> _Your objective_
Every line of the material below must be repeated exactly.

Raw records
☆ ☆ ☆ ☆ ☆

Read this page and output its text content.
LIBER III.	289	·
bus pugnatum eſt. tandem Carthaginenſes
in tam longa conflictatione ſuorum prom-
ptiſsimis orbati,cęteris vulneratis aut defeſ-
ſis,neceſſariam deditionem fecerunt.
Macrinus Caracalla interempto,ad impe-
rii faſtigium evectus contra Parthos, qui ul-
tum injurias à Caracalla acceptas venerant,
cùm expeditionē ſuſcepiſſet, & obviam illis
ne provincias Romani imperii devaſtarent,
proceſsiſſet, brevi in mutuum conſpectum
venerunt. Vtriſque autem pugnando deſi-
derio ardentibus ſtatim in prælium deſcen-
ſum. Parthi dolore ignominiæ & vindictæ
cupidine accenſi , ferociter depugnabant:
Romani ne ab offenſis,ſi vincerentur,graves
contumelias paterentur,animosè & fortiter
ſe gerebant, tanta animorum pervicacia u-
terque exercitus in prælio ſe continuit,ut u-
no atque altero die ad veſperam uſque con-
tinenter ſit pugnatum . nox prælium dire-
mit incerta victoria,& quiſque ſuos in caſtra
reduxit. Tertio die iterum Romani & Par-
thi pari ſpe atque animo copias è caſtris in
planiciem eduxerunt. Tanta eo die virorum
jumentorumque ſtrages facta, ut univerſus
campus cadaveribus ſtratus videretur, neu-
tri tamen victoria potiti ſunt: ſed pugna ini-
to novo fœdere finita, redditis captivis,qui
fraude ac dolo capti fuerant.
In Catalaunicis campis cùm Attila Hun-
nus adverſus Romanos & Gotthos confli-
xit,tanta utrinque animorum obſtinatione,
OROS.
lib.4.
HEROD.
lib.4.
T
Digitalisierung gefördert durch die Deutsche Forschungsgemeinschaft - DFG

☆ ☆ ☆ ☆ ☆

> _Completed exercise_
Read this page and output its text content.
LIBER III.	289	·
bus pugnatum eſt. tandem Carthaginenſes
in tam longa conflictatione ſuorum prom-
ptiſsimis orbati,cęteris vulneratis aut defeſ-
ſis,neceſſariam deditionem fecerunt.
Macrinus Caracalla interempto,ad impe-
rii faſtigium evectus contra Parthos, qui ul-
tum injurias à Caracalla acceptas venerant,
cùm expeditionē ſuſcepiſſet, & obviam illis
ne provincias Romani imperii devaſtarent,
proceſsiſſet, brevi in mutuum conſpectum
venerunt. Vtriſque autem pugnando deſi-
derio ardentibus ſtatim in prælium deſcen-
ſum. Parthi dolore ignominiæ & vindictæ
cupidine accenſi , ferociter depugnabant:
Romani ne ab offenſis,ſi vincerentur,graves
contumelias paterentur,animosè & fortiter
ſe gerebant, tanta animorum pervicacia u-
terque exercitus in prælio ſe continuit,ut u-
no atque altero die ad veſperam uſque con-
tinenter ſit pugnatum . nox prælium dire-
mit incerta victoria,& quiſque ſuos in caſtra
reduxit. Tertio die iterum Romani & Par-
thi pari ſpe atque animo copias è caſtris in
planiciem eduxerunt. Tanta eo die virorum
jumentorumque ſtrages facta, ut univerſus
campus cadaveribus ſtratus videretur, neu-
tri tamen victoria potiti ſunt: ſed pugna ini-
to novo fœdere finita, redditis captivis,qui
fraude ac dolo capti fuerant.
In Catalaunicis campis cùm Attila Hun-
nus adverſus Romanos & Gotthos confli-
xit,tanta utrinque animorum obſtinatione,
OROS.
lib.4.
HEROD.
lib.4.
T
Digitalisierung gefördert durch die Deutsche Forschungsgemeinschaft - DFG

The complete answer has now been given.